- **Data to use**
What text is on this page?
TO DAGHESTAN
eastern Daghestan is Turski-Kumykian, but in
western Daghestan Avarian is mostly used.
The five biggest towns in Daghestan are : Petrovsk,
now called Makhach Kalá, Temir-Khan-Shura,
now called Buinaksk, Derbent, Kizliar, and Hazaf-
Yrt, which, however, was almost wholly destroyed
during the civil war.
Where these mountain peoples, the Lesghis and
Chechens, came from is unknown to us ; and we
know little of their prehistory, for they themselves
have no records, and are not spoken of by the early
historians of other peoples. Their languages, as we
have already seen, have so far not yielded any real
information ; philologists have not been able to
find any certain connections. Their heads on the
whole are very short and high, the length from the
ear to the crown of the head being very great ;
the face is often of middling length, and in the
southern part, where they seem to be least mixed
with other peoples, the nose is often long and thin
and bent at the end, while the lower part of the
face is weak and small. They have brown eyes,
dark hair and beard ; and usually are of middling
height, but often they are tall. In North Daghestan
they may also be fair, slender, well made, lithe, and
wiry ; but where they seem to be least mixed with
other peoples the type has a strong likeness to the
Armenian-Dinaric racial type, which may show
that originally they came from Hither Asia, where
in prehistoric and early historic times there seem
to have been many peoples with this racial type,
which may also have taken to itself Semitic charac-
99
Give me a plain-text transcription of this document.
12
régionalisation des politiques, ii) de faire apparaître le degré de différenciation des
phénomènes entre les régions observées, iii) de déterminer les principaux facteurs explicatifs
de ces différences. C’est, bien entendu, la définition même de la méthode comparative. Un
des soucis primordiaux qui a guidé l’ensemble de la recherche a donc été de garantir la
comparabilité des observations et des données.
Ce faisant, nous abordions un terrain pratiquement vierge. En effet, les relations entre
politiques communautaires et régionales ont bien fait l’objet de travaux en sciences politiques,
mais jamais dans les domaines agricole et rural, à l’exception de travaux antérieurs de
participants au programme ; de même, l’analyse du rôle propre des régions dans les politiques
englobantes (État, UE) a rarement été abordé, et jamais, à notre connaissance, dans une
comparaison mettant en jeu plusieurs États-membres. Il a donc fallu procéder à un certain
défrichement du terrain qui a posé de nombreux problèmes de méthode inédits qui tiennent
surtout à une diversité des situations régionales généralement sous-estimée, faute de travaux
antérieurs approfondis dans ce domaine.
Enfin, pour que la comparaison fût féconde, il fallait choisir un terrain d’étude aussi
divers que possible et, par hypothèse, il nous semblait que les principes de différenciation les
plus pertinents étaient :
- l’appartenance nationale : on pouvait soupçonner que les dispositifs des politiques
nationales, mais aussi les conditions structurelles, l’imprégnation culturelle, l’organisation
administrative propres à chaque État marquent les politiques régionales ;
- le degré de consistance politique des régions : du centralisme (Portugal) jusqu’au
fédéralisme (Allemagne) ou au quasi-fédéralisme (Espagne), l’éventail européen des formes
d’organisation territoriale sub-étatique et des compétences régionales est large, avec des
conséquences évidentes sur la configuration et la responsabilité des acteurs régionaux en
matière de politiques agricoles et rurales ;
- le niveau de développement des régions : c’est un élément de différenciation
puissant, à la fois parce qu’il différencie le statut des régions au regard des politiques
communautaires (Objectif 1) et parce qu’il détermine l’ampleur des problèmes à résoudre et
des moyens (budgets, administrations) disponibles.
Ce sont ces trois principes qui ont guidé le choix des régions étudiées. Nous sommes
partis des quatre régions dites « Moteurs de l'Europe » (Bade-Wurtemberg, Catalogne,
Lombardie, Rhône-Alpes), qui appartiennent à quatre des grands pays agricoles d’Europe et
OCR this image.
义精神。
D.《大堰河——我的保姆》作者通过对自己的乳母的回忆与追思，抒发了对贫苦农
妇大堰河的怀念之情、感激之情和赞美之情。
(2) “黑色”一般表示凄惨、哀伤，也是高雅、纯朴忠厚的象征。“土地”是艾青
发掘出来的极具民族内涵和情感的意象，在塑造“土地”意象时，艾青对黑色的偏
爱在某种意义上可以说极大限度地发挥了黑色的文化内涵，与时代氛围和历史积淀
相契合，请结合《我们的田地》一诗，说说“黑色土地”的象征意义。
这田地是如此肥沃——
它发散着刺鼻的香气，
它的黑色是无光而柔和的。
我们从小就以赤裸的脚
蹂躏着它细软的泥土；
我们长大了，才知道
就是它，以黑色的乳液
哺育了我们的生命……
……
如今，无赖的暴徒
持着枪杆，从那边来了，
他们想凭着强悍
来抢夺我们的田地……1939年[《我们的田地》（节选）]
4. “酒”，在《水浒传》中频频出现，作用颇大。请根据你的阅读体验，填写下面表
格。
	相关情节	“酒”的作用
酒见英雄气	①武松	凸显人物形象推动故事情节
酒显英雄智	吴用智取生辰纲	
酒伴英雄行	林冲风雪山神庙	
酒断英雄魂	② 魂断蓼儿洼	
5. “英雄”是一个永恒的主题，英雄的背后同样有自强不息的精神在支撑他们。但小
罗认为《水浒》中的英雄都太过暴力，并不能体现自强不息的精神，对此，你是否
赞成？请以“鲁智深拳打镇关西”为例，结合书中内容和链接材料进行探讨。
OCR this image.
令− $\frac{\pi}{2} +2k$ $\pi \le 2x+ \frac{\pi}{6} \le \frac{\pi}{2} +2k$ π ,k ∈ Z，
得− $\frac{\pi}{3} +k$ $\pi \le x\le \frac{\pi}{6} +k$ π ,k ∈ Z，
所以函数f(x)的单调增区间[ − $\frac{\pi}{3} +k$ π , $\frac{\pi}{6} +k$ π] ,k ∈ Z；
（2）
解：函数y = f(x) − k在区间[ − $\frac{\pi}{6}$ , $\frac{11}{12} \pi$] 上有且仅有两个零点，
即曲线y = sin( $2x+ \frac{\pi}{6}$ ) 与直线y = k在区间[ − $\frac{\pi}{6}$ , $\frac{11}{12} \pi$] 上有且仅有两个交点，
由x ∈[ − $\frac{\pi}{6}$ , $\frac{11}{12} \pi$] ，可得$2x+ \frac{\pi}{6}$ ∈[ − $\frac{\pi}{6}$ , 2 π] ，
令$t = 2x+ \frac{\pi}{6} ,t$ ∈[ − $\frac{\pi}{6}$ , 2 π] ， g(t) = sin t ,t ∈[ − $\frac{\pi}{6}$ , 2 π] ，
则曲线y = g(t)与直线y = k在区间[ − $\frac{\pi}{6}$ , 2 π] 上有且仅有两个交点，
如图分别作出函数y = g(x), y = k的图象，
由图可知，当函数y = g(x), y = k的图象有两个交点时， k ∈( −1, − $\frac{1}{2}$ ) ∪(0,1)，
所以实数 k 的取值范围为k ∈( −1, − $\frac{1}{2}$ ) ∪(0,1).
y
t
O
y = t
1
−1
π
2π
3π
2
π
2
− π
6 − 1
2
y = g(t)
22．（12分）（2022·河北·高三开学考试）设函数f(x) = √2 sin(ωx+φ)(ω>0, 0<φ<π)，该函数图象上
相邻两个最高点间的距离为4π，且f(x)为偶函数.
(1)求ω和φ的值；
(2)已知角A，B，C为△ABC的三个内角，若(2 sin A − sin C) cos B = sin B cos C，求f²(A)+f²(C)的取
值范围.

- **Work to do**
Every entry should be output exactly as written, please.

- **Result of this task**
What text is on this page?
TO DAGHESTAN
eastern Daghestan is Turski-Kumykian, but in
western Daghestan Avarian is mostly used.
The five biggest towns in Daghestan are : Petrovsk,
now called Makhach Kalá, Temir-Khan-Shura,
now called Buinaksk, Derbent, Kizliar, and Hazaf-
Yrt, which, however, was almost wholly destroyed
during the civil war.
Where these mountain peoples, the Lesghis and
Chechens, came from is unknown to us ; and we
know little of their prehistory, for they themselves
have no records, and are not spoken of by the early
historians of other peoples. Their languages, as we
have already seen, have so far not yielded any real
information ; philologists have not been able to
find any certain connections. Their heads on the
whole are very short and high, the length from the
ear to the crown of the head being very great ;
the face is often of middling length, and in the
southern part, where they seem to be least mixed
with other peoples, the nose is often long and thin
and bent at the end, while the lower part of the
face is weak and small. They have brown eyes,
dark hair and beard ; and usually are of middling
height, but often they are tall. In North Daghestan
they may also be fair, slender, well made, lithe, and
wiry ; but where they seem to be least mixed with
other peoples the type has a strong likeness to the
Armenian-Dinaric racial type, which may show
that originally they came from Hither Asia, where
in prehistoric and early historic times there seem
to have been many peoples with this racial type,
which may also have taken to itself Semitic charac-
99
Give me a plain-text transcription of this document.
12
régionalisation des politiques, ii) de faire apparaître le degré de différenciation des
phénomènes entre les régions observées, iii) de déterminer les principaux facteurs explicatifs
de ces différences. C’est, bien entendu, la définition même de la méthode comparative. Un
des soucis primordiaux qui a guidé l’ensemble de la recherche a donc été de garantir la
comparabilité des observations et des données.
Ce faisant, nous abordions un terrain pratiquement vierge. En effet, les relations entre
politiques communautaires et régionales ont bien fait l’objet de travaux en sciences politiques,
mais jamais dans les domaines agricole et rural, à l’exception de travaux antérieurs de
participants au programme ; de même, l’analyse du rôle propre des régions dans les politiques
englobantes (État, UE) a rarement été abordé, et jamais, à notre connaissance, dans une
comparaison mettant en jeu plusieurs États-membres. Il a donc fallu procéder à un certain
défrichement du terrain qui a posé de nombreux problèmes de méthode inédits qui tiennent
surtout à une diversité des situations régionales généralement sous-estimée, faute de travaux
antérieurs approfondis dans ce domaine.
Enfin, pour que la comparaison fût féconde, il fallait choisir un terrain d’étude aussi
divers que possible et, par hypothèse, il nous semblait que les principes de différenciation les
plus pertinents étaient :
- l’appartenance nationale : on pouvait soupçonner que les dispositifs des politiques
nationales, mais aussi les conditions structurelles, l’imprégnation culturelle, l’organisation
administrative propres à chaque État marquent les politiques régionales ;
- le degré de consistance politique des régions : du centralisme (Portugal) jusqu’au
fédéralisme (Allemagne) ou au quasi-fédéralisme (Espagne), l’éventail européen des formes
d’organisation territoriale sub-étatique et des compétences régionales est large, avec des
conséquences évidentes sur la configuration et la responsabilité des acteurs régionaux en
matière de politiques agricoles et rurales ;
- le niveau de développement des régions : c’est un élément de différenciation
puissant, à la fois parce qu’il différencie le statut des régions au regard des politiques
communautaires (Objectif 1) et parce qu’il détermine l’ampleur des problèmes à résoudre et
des moyens (budgets, administrations) disponibles.
Ce sont ces trois principes qui ont guidé le choix des régions étudiées. Nous sommes
partis des quatre régions dites « Moteurs de l'Europe » (Bade-Wurtemberg, Catalogne,
Lombardie, Rhône-Alpes), qui appartiennent à quatre des grands pays agricoles d’Europe et
OCR this image.
义精神。
D.《大堰河——我的保姆》作者通过对自己的乳母的回忆与追思，抒发了对贫苦农
妇大堰河的怀念之情、感激之情和赞美之情。
(2) “黑色”一般表示凄惨、哀伤，也是高雅、纯朴忠厚的象征。“土地”是艾青
发掘出来的极具民族内涵和情感的意象，在塑造“土地”意象时，艾青对黑色的偏
爱在某种意义上可以说极大限度地发挥了黑色的文化内涵，与时代氛围和历史积淀
相契合，请结合《我们的田地》一诗，说说“黑色土地”的象征意义。
这田地是如此肥沃——
它发散着刺鼻的香气，
它的黑色是无光而柔和的。
我们从小就以赤裸的脚
蹂躏着它细软的泥土；
我们长大了，才知道
就是它，以黑色的乳液
哺育了我们的生命……
……
如今，无赖的暴徒
持着枪杆，从那边来了，
他们想凭着强悍
来抢夺我们的田地……1939年[《我们的田地》（节选）]
4. “酒”，在《水浒传》中频频出现，作用颇大。请根据你的阅读体验，填写下面表
格。
	相关情节	“酒”的作用
酒见英雄气	①武松	凸显人物形象推动故事情节
酒显英雄智	吴用智取生辰纲	
酒伴英雄行	林冲风雪山神庙	
酒断英雄魂	② 魂断蓼儿洼	
5. “英雄”是一个永恒的主题，英雄的背后同样有自强不息的精神在支撑他们。但小
罗认为《水浒》中的英雄都太过暴力，并不能体现自强不息的精神，对此，你是否
赞成？请以“鲁智深拳打镇关西”为例，结合书中内容和链接材料进行探讨。
OCR this image.
令− $\frac{\pi}{2} +2k$ $\pi \le 2x+ \frac{\pi}{6} \le \frac{\pi}{2} +2k$ π ,k ∈ Z，
得− $\frac{\pi}{3} +k$ $\pi \le x\le \frac{\pi}{6} +k$ π ,k ∈ Z，
所以函数f(x)的单调增区间[ − $\frac{\pi}{3} +k$ π , $\frac{\pi}{6} +k$ π] ,k ∈ Z；
（2）
解：函数y = f(x) − k在区间[ − $\frac{\pi}{6}$ , $\frac{11}{12} \pi$] 上有且仅有两个零点，
即曲线y = sin( $2x+ \frac{\pi}{6}$ ) 与直线y = k在区间[ − $\frac{\pi}{6}$ , $\frac{11}{12} \pi$] 上有且仅有两个交点，
由x ∈[ − $\frac{\pi}{6}$ , $\frac{11}{12} \pi$] ，可得$2x+ \frac{\pi}{6}$ ∈[ − $\frac{\pi}{6}$ , 2 π] ，
令$t = 2x+ \frac{\pi}{6} ,t$ ∈[ − $\frac{\pi}{6}$ , 2 π] ， g(t) = sin t ,t ∈[ − $\frac{\pi}{6}$ , 2 π] ，
则曲线y = g(t)与直线y = k在区间[ − $\frac{\pi}{6}$ , 2 π] 上有且仅有两个交点，
如图分别作出函数y = g(x), y = k的图象，
由图可知，当函数y = g(x), y = k的图象有两个交点时， k ∈( −1, − $\frac{1}{2}$ ) ∪(0,1)，
所以实数 k 的取值范围为k ∈( −1, − $\frac{1}{2}$ ) ∪(0,1).
y
t
O
y = t
1
−1
π
2π
3π
2
π
2
− π
6 − 1
2
y = g(t)
22．（12分）（2022·河北·高三开学考试）设函数f(x) = √2 sin(ωx+φ)(ω>0, 0<φ<π)，该函数图象上
相邻两个最高点间的距离为4π，且f(x)为偶函数.
(1)求ω和φ的值；
(2)已知角A，B，C为△ABC的三个内角，若(2 sin A − sin C) cos B = sin B cos C，求f²(A)+f²(C)的取
值范围.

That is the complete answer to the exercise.